── Data section

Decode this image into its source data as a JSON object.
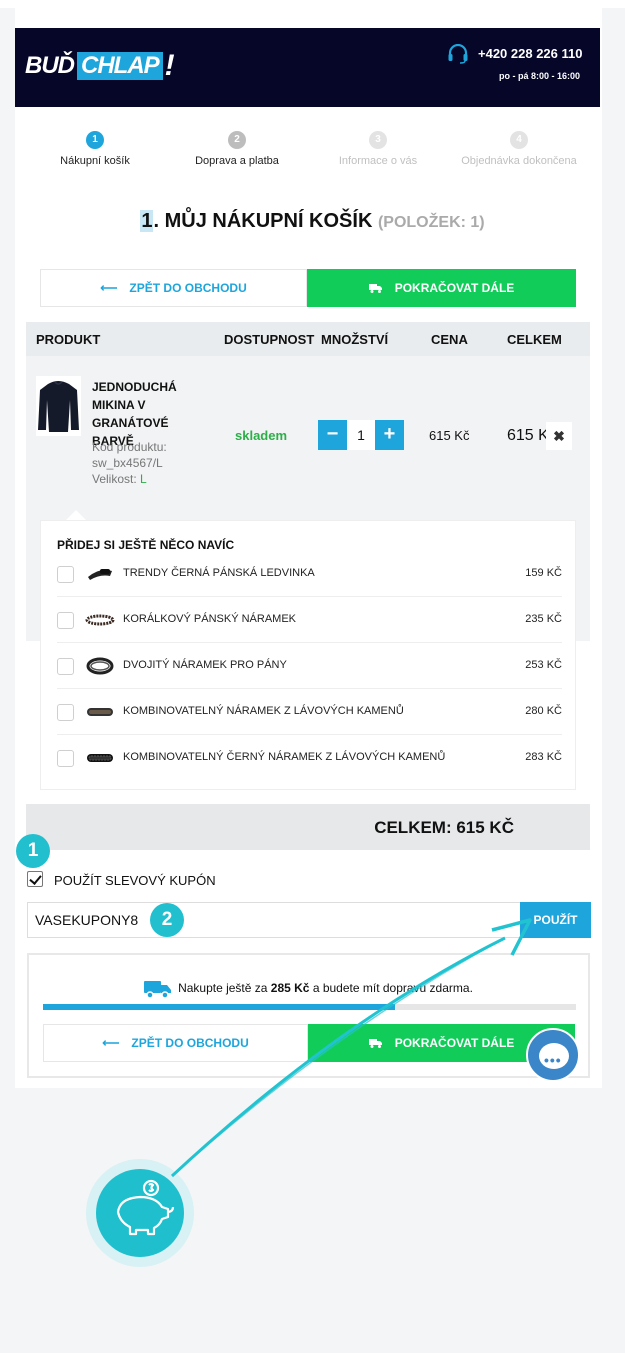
{
  "header": {
    "logo_part1": "BUĎ",
    "logo_part2": "CHLAP",
    "logo_part3": "!",
    "phone": "+420 228 226 110",
    "hours": "po - pá 8:00 - 16:00",
    "brand_color": "#050628"
  },
  "steps": [
    {
      "num": "1",
      "label": "Nákupní košík"
    },
    {
      "num": "2",
      "label": "Doprava a platba"
    },
    {
      "num": "3",
      "label": "Informace o vás"
    },
    {
      "num": "4",
      "label": "Objednávka dokončena"
    }
  ],
  "title": {
    "num": "1",
    "text": ". MŮJ NÁKUPNÍ KOŠÍK",
    "count": "(POLOŽEK: 1)"
  },
  "buttons": {
    "back": "ZPĚT DO OBCHODU",
    "next": "POKRAČOVAT DÁLE"
  },
  "table": {
    "headers": [
      "PRODUKT",
      "DOSTUPNOST",
      "MNOŽSTVÍ",
      "CENA",
      "CELKEM"
    ]
  },
  "product": {
    "name": "JEDNODUCHÁ MIKINA V GRANÁTOVÉ BARVĚ",
    "code_label": "Kód produktu:",
    "code": "sw_bx4567/L",
    "size_label": "Velikost:",
    "size": "L",
    "availability": "skladem",
    "qty_minus": "−",
    "qty": "1",
    "qty_plus": "+",
    "price": "615 Kč",
    "total": "615 Kč",
    "remove": "✖"
  },
  "upsell": {
    "title": "PŘIDEJ SI JEŠTĚ NĚCO NAVÍC",
    "items": [
      {
        "name": "TRENDY ČERNÁ PÁNSKÁ LEDVINKA",
        "price": "159 KČ"
      },
      {
        "name": "KORÁLKOVÝ PÁNSKÝ NÁRAMEK",
        "price": "235 KČ"
      },
      {
        "name": "DVOJITÝ NÁRAMEK PRO PÁNY",
        "price": "253 KČ"
      },
      {
        "name": "KOMBINOVATELNÝ NÁRAMEK Z LÁVOVÝCH KAMENŮ",
        "price": "280 KČ"
      },
      {
        "name": "KOMBINOVATELNÝ ČERNÝ NÁRAMEK Z LÁVOVÝCH KAMENŮ",
        "price": "283 KČ"
      }
    ]
  },
  "summary": {
    "total": "CELKEM: 615 KČ"
  },
  "coupon": {
    "checked": true,
    "label": "POUŽÍT SLEVOVÝ KUPÓN",
    "value": "VASEKUPONY8",
    "apply": "POUŽÍT"
  },
  "shipping": {
    "msg_pre": "Nakupte ještě za ",
    "amount": "285 Kč",
    "msg_post": " a budete mít dopravu zdarma.",
    "progress": 0.66
  },
  "annotations": {
    "badge1": "1",
    "badge2": "2"
  },
  "colors": {
    "accent": "#1ea5dc",
    "success": "#12cc5a",
    "annotation": "#22bfcf"
  },
  "icons": [
    "headset-icon",
    "arrow-left-icon",
    "truck-icon",
    "close-icon",
    "chat-icon",
    "piggy-bank-icon"
  ]
}
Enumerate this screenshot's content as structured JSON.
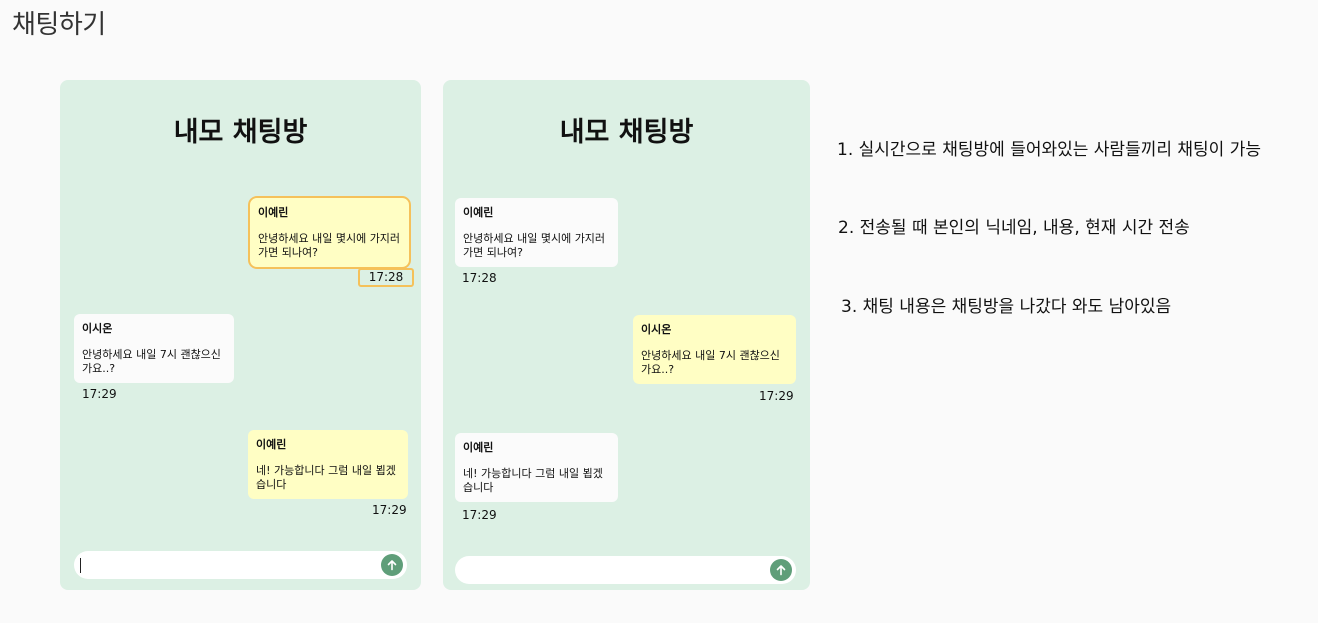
{
  "page": {
    "title": "채팅하기"
  },
  "phones": [
    {
      "room_title": "내모 채팅방",
      "messages": [
        {
          "nick": "이예린",
          "text": "안녕하세요 내일 몇시에 가지러 가면 되나여?",
          "time": "17:28"
        },
        {
          "nick": "이시온",
          "text": "안녕하세요 내일 7시 괜찮으신가요..?",
          "time": "17:29"
        },
        {
          "nick": "이예린",
          "text": "네! 가능합니다 그럼 내일 뵙겠습니다",
          "time": "17:29"
        }
      ],
      "input": {
        "value": ""
      }
    },
    {
      "room_title": "내모 채팅방",
      "messages": [
        {
          "nick": "이예린",
          "text": "안녕하세요 내일 몇시에 가지러 가면 되나여?",
          "time": "17:28"
        },
        {
          "nick": "이시온",
          "text": "안녕하세요 내일 7시 괜찮으신가요..?",
          "time": "17:29"
        },
        {
          "nick": "이예린",
          "text": "네! 가능합니다 그럼 내일 뵙겠습니다",
          "time": "17:29"
        }
      ],
      "input": {
        "value": ""
      }
    }
  ],
  "notes": [
    "1. 실시간으로 채팅방에 들어와있는 사람들끼리 채팅이 가능",
    "2. 전송될 때 본인의 닉네임, 내용, 현재 시간 전송",
    "3. 채팅 내용은 채팅방을 나갔다 와도 남아있음"
  ],
  "icons": {
    "send": "arrow-up-icon"
  },
  "colors": {
    "background": "#fafafa",
    "chat_bg": "#dcf0e4",
    "my_bubble": "#fffec4",
    "other_bubble": "#fbfbfb",
    "highlight": "#f5c15a",
    "send_button": "#5f9e79"
  }
}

────

■ Directive:
Copy out each line exactly, without the pictures.

■ Answer to the task:
Decode this image into its source data as a JSON object.
{
  "header": {
    "logo_part1": "BUĎ",
    "logo_part2": "CHLAP",
    "logo_part3": "!",
    "phone": "+420 228 226 110",
    "hours": "po - pá 8:00 - 16:00",
    "brand_color": "#050628"
  },
  "steps": [
    {
      "num": "1",
      "label": "Nákupní košík"
    },
    {
      "num": "2",
      "label": "Doprava a platba"
    },
    {
      "num": "3",
      "label": "Informace o vás"
    },
    {
      "num": "4",
      "label": "Objednávka dokončena"
    }
  ],
  "title": {
    "num": "1",
    "text": ". MŮJ NÁKUPNÍ KOŠÍK",
    "count": "(POLOŽEK: 1)"
  },
  "buttons": {
    "back": "ZPĚT DO OBCHODU",
    "next": "POKRAČOVAT DÁLE"
  },
  "table": {
    "headers": [
      "PRODUKT",
      "DOSTUPNOST",
      "MNOŽSTVÍ",
      "CENA",
      "CELKEM"
    ]
  },
  "product": {
    "name": "JEDNODUCHÁ MIKINA V GRANÁTOVÉ BARVĚ",
    "code_label": "Kód produktu:",
    "code": "sw_bx4567/L",
    "size_label": "Velikost:",
    "size": "L",
    "availability": "skladem",
    "qty_minus": "−",
    "qty": "1",
    "qty_plus": "+",
    "price": "615 Kč",
    "total": "615 Kč",
    "remove": "✖"
  },
  "upsell": {
    "title": "PŘIDEJ SI JEŠTĚ NĚCO NAVÍC",
    "items": [
      {
        "name": "TRENDY ČERNÁ PÁNSKÁ LEDVINKA",
        "price": "159 KČ"
      },
      {
        "name": "KORÁLKOVÝ PÁNSKÝ NÁRAMEK",
        "price": "235 KČ"
      },
      {
        "name": "DVOJITÝ NÁRAMEK PRO PÁNY",
        "price": "253 KČ"
      },
      {
        "name": "KOMBINOVATELNÝ NÁRAMEK Z LÁVOVÝCH KAMENŮ",
        "price": "280 KČ"
      },
      {
        "name": "KOMBINOVATELNÝ ČERNÝ NÁRAMEK Z LÁVOVÝCH KAMENŮ",
        "price": "283 KČ"
      }
    ]
  },
  "summary": {
    "total": "CELKEM: 615 KČ"
  },
  "coupon": {
    "checked": true,
    "label": "POUŽÍT SLEVOVÝ KUPÓN",
    "value": "VASEKUPONY8",
    "apply": "POUŽÍT"
  },
  "shipping": {
    "msg_pre": "Nakupte ještě za ",
    "amount": "285 Kč",
    "msg_post": " a budete mít dopravu zdarma.",
    "progress": 0.66
  },
  "annotations": {
    "badge1": "1",
    "badge2": "2"
  },
  "colors": {
    "accent": "#1ea5dc",
    "success": "#12cc5a",
    "annotation": "#22bfcf"
  },
  "icons": [
    "headset-icon",
    "arrow-left-icon",
    "truck-icon",
    "close-icon",
    "chat-icon",
    "piggy-bank-icon"
  ]
}
Enumerate this screenshot's content as structured JSON.
{
  "page": {
    "title": "채팅하기"
  },
  "phones": [
    {
      "room_title": "내모 채팅방",
      "messages": [
        {
          "nick": "이예린",
          "text": "안녕하세요 내일 몇시에 가지러 가면 되나여?",
          "time": "17:28"
        },
        {
          "nick": "이시온",
          "text": "안녕하세요 내일 7시 괜찮으신가요..?",
          "time": "17:29"
        },
        {
          "nick": "이예린",
          "text": "네! 가능합니다 그럼 내일 뵙겠습니다",
          "time": "17:29"
        }
      ],
      "input": {
        "value": ""
      }
    },
    {
      "room_title": "내모 채팅방",
      "messages": [
        {
          "nick": "이예린",
          "text": "안녕하세요 내일 몇시에 가지러 가면 되나여?",
          "time": "17:28"
        },
        {
          "nick": "이시온",
          "text": "안녕하세요 내일 7시 괜찮으신가요..?",
          "time": "17:29"
        },
        {
          "nick": "이예린",
          "text": "네! 가능합니다 그럼 내일 뵙겠습니다",
          "time": "17:29"
        }
      ],
      "input": {
        "value": ""
      }
    }
  ],
  "notes": [
    "1. 실시간으로 채팅방에 들어와있는 사람들끼리 채팅이 가능",
    "2. 전송될 때 본인의 닉네임, 내용, 현재 시간 전송",
    "3. 채팅 내용은 채팅방을 나갔다 와도 남아있음"
  ],
  "icons": {
    "send": "arrow-up-icon"
  },
  "colors": {
    "background": "#fafafa",
    "chat_bg": "#dcf0e4",
    "my_bubble": "#fffec4",
    "other_bubble": "#fbfbfb",
    "highlight": "#f5c15a",
    "send_button": "#5f9e79"
  }
}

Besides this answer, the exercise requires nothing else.